(Given records)
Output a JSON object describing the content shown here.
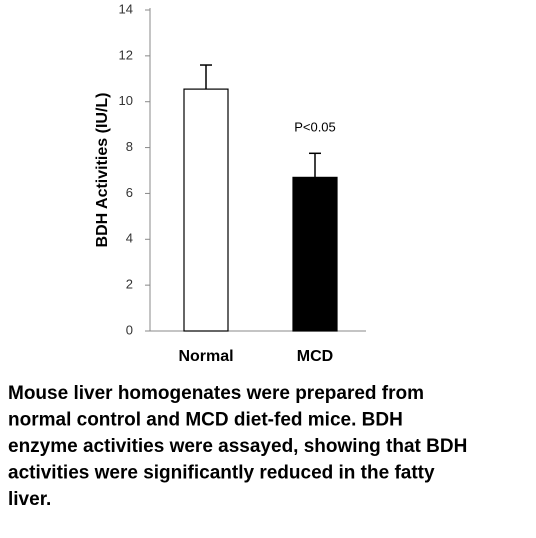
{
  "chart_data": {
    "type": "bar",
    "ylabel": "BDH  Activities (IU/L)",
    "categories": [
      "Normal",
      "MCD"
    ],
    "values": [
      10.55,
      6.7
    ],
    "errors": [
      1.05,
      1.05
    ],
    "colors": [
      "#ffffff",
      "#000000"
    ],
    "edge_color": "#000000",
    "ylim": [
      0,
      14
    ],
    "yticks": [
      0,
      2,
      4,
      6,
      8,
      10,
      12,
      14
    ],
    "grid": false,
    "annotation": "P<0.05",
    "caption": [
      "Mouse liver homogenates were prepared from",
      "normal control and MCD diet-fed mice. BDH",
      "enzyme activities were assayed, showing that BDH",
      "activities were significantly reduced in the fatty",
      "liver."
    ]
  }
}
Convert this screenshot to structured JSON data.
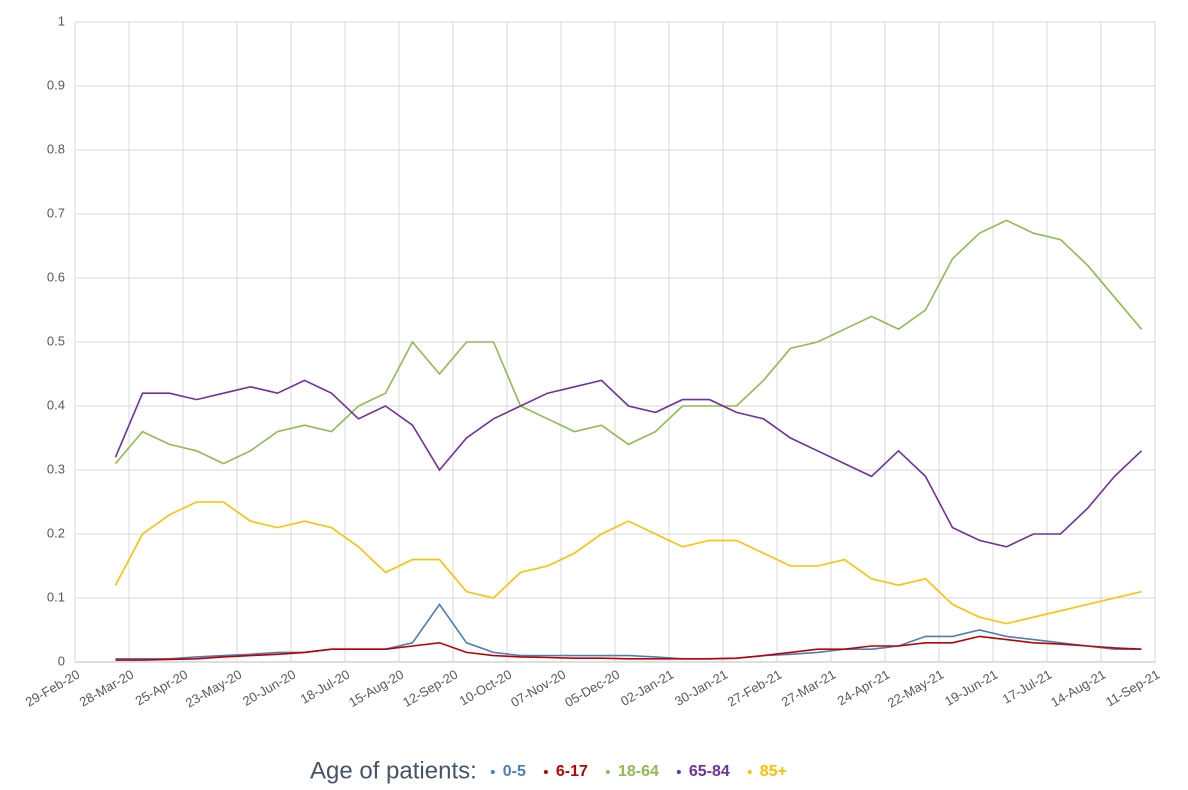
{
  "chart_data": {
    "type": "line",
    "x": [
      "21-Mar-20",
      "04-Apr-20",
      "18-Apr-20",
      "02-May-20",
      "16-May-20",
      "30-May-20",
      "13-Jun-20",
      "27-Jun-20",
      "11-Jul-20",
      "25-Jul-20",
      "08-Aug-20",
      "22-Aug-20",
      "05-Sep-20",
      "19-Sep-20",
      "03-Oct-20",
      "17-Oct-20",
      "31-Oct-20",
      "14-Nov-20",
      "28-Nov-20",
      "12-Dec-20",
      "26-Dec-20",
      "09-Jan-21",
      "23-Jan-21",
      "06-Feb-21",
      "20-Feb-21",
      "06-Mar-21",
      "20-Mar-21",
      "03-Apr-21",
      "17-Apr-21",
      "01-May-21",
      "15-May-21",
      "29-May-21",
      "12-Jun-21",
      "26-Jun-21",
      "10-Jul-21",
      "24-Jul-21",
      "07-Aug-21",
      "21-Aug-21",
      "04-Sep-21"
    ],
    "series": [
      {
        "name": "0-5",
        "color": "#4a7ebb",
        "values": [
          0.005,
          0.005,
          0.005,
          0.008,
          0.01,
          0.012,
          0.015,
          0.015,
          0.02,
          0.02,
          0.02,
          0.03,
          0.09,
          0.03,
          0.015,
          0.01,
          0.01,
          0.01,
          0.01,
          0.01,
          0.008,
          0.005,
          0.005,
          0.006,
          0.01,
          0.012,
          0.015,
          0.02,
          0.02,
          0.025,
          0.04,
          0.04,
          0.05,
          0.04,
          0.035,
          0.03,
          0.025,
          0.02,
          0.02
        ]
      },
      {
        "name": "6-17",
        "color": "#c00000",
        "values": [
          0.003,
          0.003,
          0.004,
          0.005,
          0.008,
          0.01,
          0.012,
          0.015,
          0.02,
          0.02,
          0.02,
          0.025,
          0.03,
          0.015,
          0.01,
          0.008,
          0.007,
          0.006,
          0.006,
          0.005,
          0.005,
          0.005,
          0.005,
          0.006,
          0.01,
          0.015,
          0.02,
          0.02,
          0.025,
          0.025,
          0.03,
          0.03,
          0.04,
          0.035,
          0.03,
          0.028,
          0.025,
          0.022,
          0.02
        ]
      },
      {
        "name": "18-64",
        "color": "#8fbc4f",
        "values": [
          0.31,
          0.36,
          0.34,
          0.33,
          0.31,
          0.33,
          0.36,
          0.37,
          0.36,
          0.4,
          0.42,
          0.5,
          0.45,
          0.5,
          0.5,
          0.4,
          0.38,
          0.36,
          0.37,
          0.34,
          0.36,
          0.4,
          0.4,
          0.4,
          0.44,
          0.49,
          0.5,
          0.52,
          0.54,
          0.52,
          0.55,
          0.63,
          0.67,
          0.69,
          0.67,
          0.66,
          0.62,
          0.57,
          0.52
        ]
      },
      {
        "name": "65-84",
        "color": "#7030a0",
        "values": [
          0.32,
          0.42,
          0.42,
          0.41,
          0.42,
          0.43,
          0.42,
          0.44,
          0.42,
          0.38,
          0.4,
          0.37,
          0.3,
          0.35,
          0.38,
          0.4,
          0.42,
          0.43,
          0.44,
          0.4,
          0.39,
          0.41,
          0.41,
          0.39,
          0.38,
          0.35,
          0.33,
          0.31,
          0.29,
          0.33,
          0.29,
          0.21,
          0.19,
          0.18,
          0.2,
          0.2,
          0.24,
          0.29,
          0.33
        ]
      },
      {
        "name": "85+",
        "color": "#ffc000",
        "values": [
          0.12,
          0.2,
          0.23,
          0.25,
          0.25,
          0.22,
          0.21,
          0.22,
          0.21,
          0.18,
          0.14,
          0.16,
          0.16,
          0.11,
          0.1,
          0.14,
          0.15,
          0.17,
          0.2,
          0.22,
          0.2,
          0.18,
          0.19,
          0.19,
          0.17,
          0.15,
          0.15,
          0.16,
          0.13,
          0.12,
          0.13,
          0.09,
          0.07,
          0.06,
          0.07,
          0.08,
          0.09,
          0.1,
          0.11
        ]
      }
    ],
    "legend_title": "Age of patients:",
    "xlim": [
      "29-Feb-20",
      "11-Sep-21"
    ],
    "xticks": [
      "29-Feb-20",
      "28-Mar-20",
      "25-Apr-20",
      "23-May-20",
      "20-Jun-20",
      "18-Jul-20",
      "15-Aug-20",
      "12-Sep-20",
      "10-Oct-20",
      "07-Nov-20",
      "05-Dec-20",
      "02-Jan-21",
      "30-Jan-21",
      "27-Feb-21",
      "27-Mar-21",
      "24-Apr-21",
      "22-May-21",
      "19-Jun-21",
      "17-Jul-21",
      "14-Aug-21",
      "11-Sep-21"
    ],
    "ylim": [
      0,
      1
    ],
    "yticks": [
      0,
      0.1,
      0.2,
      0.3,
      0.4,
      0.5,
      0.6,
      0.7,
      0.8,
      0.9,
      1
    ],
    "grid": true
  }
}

(What you have to do)
Give back every record precisely as it stands, without the images.

(Task output)
Output a JSON object describing the content shown here.
{
  "chart_data": {
    "type": "bar",
    "ylabel": "BDH  Activities (IU/L)",
    "categories": [
      "Normal",
      "MCD"
    ],
    "values": [
      10.55,
      6.7
    ],
    "errors": [
      1.05,
      1.05
    ],
    "colors": [
      "#ffffff",
      "#000000"
    ],
    "edge_color": "#000000",
    "ylim": [
      0,
      14
    ],
    "yticks": [
      0,
      2,
      4,
      6,
      8,
      10,
      12,
      14
    ],
    "grid": false,
    "annotation": "P<0.05",
    "caption": [
      "Mouse liver homogenates were prepared from",
      "normal control and MCD diet-fed mice. BDH",
      "enzyme activities were assayed, showing that BDH",
      "activities were significantly reduced in the fatty",
      "liver."
    ]
  }
}
Convert this screenshot to structured JSON data.
{
  "chart_data": {
    "type": "line",
    "x": [
      "21-Mar-20",
      "04-Apr-20",
      "18-Apr-20",
      "02-May-20",
      "16-May-20",
      "30-May-20",
      "13-Jun-20",
      "27-Jun-20",
      "11-Jul-20",
      "25-Jul-20",
      "08-Aug-20",
      "22-Aug-20",
      "05-Sep-20",
      "19-Sep-20",
      "03-Oct-20",
      "17-Oct-20",
      "31-Oct-20",
      "14-Nov-20",
      "28-Nov-20",
      "12-Dec-20",
      "26-Dec-20",
      "09-Jan-21",
      "23-Jan-21",
      "06-Feb-21",
      "20-Feb-21",
      "06-Mar-21",
      "20-Mar-21",
      "03-Apr-21",
      "17-Apr-21",
      "01-May-21",
      "15-May-21",
      "29-May-21",
      "12-Jun-21",
      "26-Jun-21",
      "10-Jul-21",
      "24-Jul-21",
      "07-Aug-21",
      "21-Aug-21",
      "04-Sep-21"
    ],
    "series": [
      {
        "name": "0-5",
        "color": "#4a7ebb",
        "values": [
          0.005,
          0.005,
          0.005,
          0.008,
          0.01,
          0.012,
          0.015,
          0.015,
          0.02,
          0.02,
          0.02,
          0.03,
          0.09,
          0.03,
          0.015,
          0.01,
          0.01,
          0.01,
          0.01,
          0.01,
          0.008,
          0.005,
          0.005,
          0.006,
          0.01,
          0.012,
          0.015,
          0.02,
          0.02,
          0.025,
          0.04,
          0.04,
          0.05,
          0.04,
          0.035,
          0.03,
          0.025,
          0.02,
          0.02
        ]
      },
      {
        "name": "6-17",
        "color": "#c00000",
        "values": [
          0.003,
          0.003,
          0.004,
          0.005,
          0.008,
          0.01,
          0.012,
          0.015,
          0.02,
          0.02,
          0.02,
          0.025,
          0.03,
          0.015,
          0.01,
          0.008,
          0.007,
          0.006,
          0.006,
          0.005,
          0.005,
          0.005,
          0.005,
          0.006,
          0.01,
          0.015,
          0.02,
          0.02,
          0.025,
          0.025,
          0.03,
          0.03,
          0.04,
          0.035,
          0.03,
          0.028,
          0.025,
          0.022,
          0.02
        ]
      },
      {
        "name": "18-64",
        "color": "#8fbc4f",
        "values": [
          0.31,
          0.36,
          0.34,
          0.33,
          0.31,
          0.33,
          0.36,
          0.37,
          0.36,
          0.4,
          0.42,
          0.5,
          0.45,
          0.5,
          0.5,
          0.4,
          0.38,
          0.36,
          0.37,
          0.34,
          0.36,
          0.4,
          0.4,
          0.4,
          0.44,
          0.49,
          0.5,
          0.52,
          0.54,
          0.52,
          0.55,
          0.63,
          0.67,
          0.69,
          0.67,
          0.66,
          0.62,
          0.57,
          0.52
        ]
      },
      {
        "name": "65-84",
        "color": "#7030a0",
        "values": [
          0.32,
          0.42,
          0.42,
          0.41,
          0.42,
          0.43,
          0.42,
          0.44,
          0.42,
          0.38,
          0.4,
          0.37,
          0.3,
          0.35,
          0.38,
          0.4,
          0.42,
          0.43,
          0.44,
          0.4,
          0.39,
          0.41,
          0.41,
          0.39,
          0.38,
          0.35,
          0.33,
          0.31,
          0.29,
          0.33,
          0.29,
          0.21,
          0.19,
          0.18,
          0.2,
          0.2,
          0.24,
          0.29,
          0.33
        ]
      },
      {
        "name": "85+",
        "color": "#ffc000",
        "values": [
          0.12,
          0.2,
          0.23,
          0.25,
          0.25,
          0.22,
          0.21,
          0.22,
          0.21,
          0.18,
          0.14,
          0.16,
          0.16,
          0.11,
          0.1,
          0.14,
          0.15,
          0.17,
          0.2,
          0.22,
          0.2,
          0.18,
          0.19,
          0.19,
          0.17,
          0.15,
          0.15,
          0.16,
          0.13,
          0.12,
          0.13,
          0.09,
          0.07,
          0.06,
          0.07,
          0.08,
          0.09,
          0.1,
          0.11
        ]
      }
    ],
    "legend_title": "Age of patients:",
    "xlim": [
      "29-Feb-20",
      "11-Sep-21"
    ],
    "xticks": [
      "29-Feb-20",
      "28-Mar-20",
      "25-Apr-20",
      "23-May-20",
      "20-Jun-20",
      "18-Jul-20",
      "15-Aug-20",
      "12-Sep-20",
      "10-Oct-20",
      "07-Nov-20",
      "05-Dec-20",
      "02-Jan-21",
      "30-Jan-21",
      "27-Feb-21",
      "27-Mar-21",
      "24-Apr-21",
      "22-May-21",
      "19-Jun-21",
      "17-Jul-21",
      "14-Aug-21",
      "11-Sep-21"
    ],
    "ylim": [
      0,
      1
    ],
    "yticks": [
      0,
      0.1,
      0.2,
      0.3,
      0.4,
      0.5,
      0.6,
      0.7,
      0.8,
      0.9,
      1
    ],
    "grid": true
  }
}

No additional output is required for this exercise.